* **REQUIREMENT**:
Copy every entry word for word, but skip the pictures.

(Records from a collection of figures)
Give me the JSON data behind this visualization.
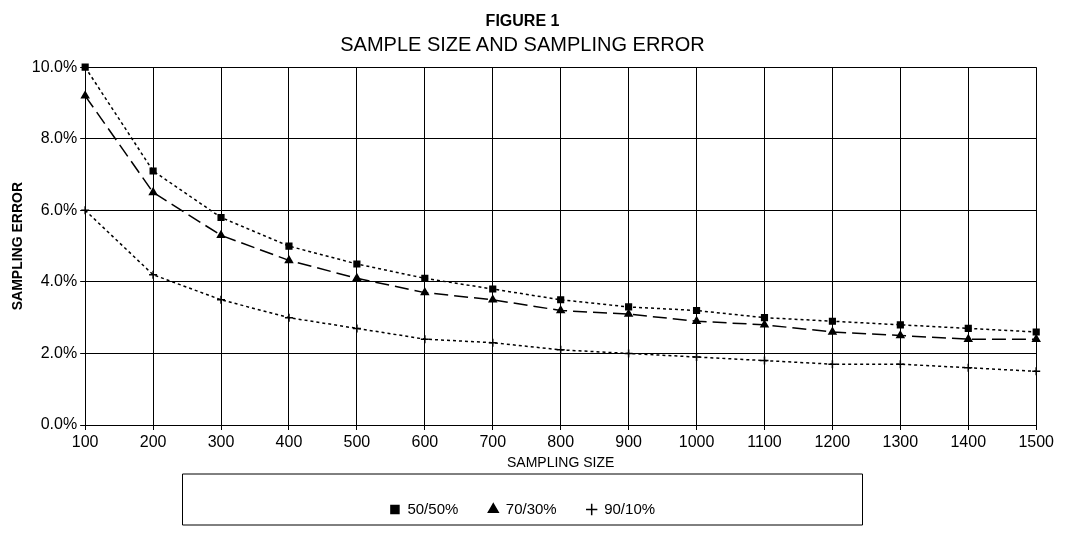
{
  "chart_data": {
    "type": "line",
    "title": "FIGURE 1",
    "subtitle": "SAMPLE SIZE AND SAMPLING ERROR",
    "xlabel": "SAMPLING SIZE",
    "ylabel": "SAMPLING ERROR",
    "x": [
      100,
      200,
      300,
      400,
      500,
      600,
      700,
      800,
      900,
      1000,
      1100,
      1200,
      1300,
      1400,
      1500
    ],
    "series": [
      {
        "name": "50/50%",
        "color": "#000000",
        "marker": "square",
        "line_style": "dotted",
        "values": [
          10.0,
          7.1,
          5.8,
          5.0,
          4.5,
          4.1,
          3.8,
          3.5,
          3.3,
          3.2,
          3.0,
          2.9,
          2.8,
          2.7,
          2.6
        ]
      },
      {
        "name": "70/30%",
        "color": "#000000",
        "marker": "triangle",
        "line_style": "dashed",
        "values": [
          9.2,
          6.5,
          5.3,
          4.6,
          4.1,
          3.7,
          3.5,
          3.2,
          3.1,
          2.9,
          2.8,
          2.6,
          2.5,
          2.4,
          2.4
        ]
      },
      {
        "name": "90/10%",
        "color": "#000000",
        "marker": "cross",
        "line_style": "dotted",
        "values": [
          6.0,
          4.2,
          3.5,
          3.0,
          2.7,
          2.4,
          2.3,
          2.1,
          2.0,
          1.9,
          1.8,
          1.7,
          1.7,
          1.6,
          1.5
        ]
      }
    ],
    "xlim": [
      100,
      1500
    ],
    "xticks": [
      100,
      200,
      300,
      400,
      500,
      600,
      700,
      800,
      900,
      1000,
      1100,
      1200,
      1300,
      1400,
      1500
    ],
    "ylim": [
      0,
      10
    ],
    "yticks": [
      {
        "value": 0,
        "label": "0.0%"
      },
      {
        "value": 2,
        "label": "2.0%"
      },
      {
        "value": 4,
        "label": "4.0%"
      },
      {
        "value": 6,
        "label": "6.0%"
      },
      {
        "value": 8,
        "label": "8.0%"
      },
      {
        "value": 10,
        "label": "10.0%"
      }
    ],
    "grid": true,
    "legend": "bottom"
  }
}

* **WRITTEN SOLUTION**:
Give me the JSON data behind this visualization.
{
  "chart_data": {
    "type": "line",
    "title": "FIGURE 1",
    "subtitle": "SAMPLE SIZE AND SAMPLING ERROR",
    "xlabel": "SAMPLING SIZE",
    "ylabel": "SAMPLING ERROR",
    "x": [
      100,
      200,
      300,
      400,
      500,
      600,
      700,
      800,
      900,
      1000,
      1100,
      1200,
      1300,
      1400,
      1500
    ],
    "series": [
      {
        "name": "50/50%",
        "color": "#000000",
        "marker": "square",
        "line_style": "dotted",
        "values": [
          10.0,
          7.1,
          5.8,
          5.0,
          4.5,
          4.1,
          3.8,
          3.5,
          3.3,
          3.2,
          3.0,
          2.9,
          2.8,
          2.7,
          2.6
        ]
      },
      {
        "name": "70/30%",
        "color": "#000000",
        "marker": "triangle",
        "line_style": "dashed",
        "values": [
          9.2,
          6.5,
          5.3,
          4.6,
          4.1,
          3.7,
          3.5,
          3.2,
          3.1,
          2.9,
          2.8,
          2.6,
          2.5,
          2.4,
          2.4
        ]
      },
      {
        "name": "90/10%",
        "color": "#000000",
        "marker": "cross",
        "line_style": "dotted",
        "values": [
          6.0,
          4.2,
          3.5,
          3.0,
          2.7,
          2.4,
          2.3,
          2.1,
          2.0,
          1.9,
          1.8,
          1.7,
          1.7,
          1.6,
          1.5
        ]
      }
    ],
    "xlim": [
      100,
      1500
    ],
    "xticks": [
      100,
      200,
      300,
      400,
      500,
      600,
      700,
      800,
      900,
      1000,
      1100,
      1200,
      1300,
      1400,
      1500
    ],
    "ylim": [
      0,
      10
    ],
    "yticks": [
      {
        "value": 0,
        "label": "0.0%"
      },
      {
        "value": 2,
        "label": "2.0%"
      },
      {
        "value": 4,
        "label": "4.0%"
      },
      {
        "value": 6,
        "label": "6.0%"
      },
      {
        "value": 8,
        "label": "8.0%"
      },
      {
        "value": 10,
        "label": "10.0%"
      }
    ],
    "grid": true,
    "legend": "bottom"
  }
}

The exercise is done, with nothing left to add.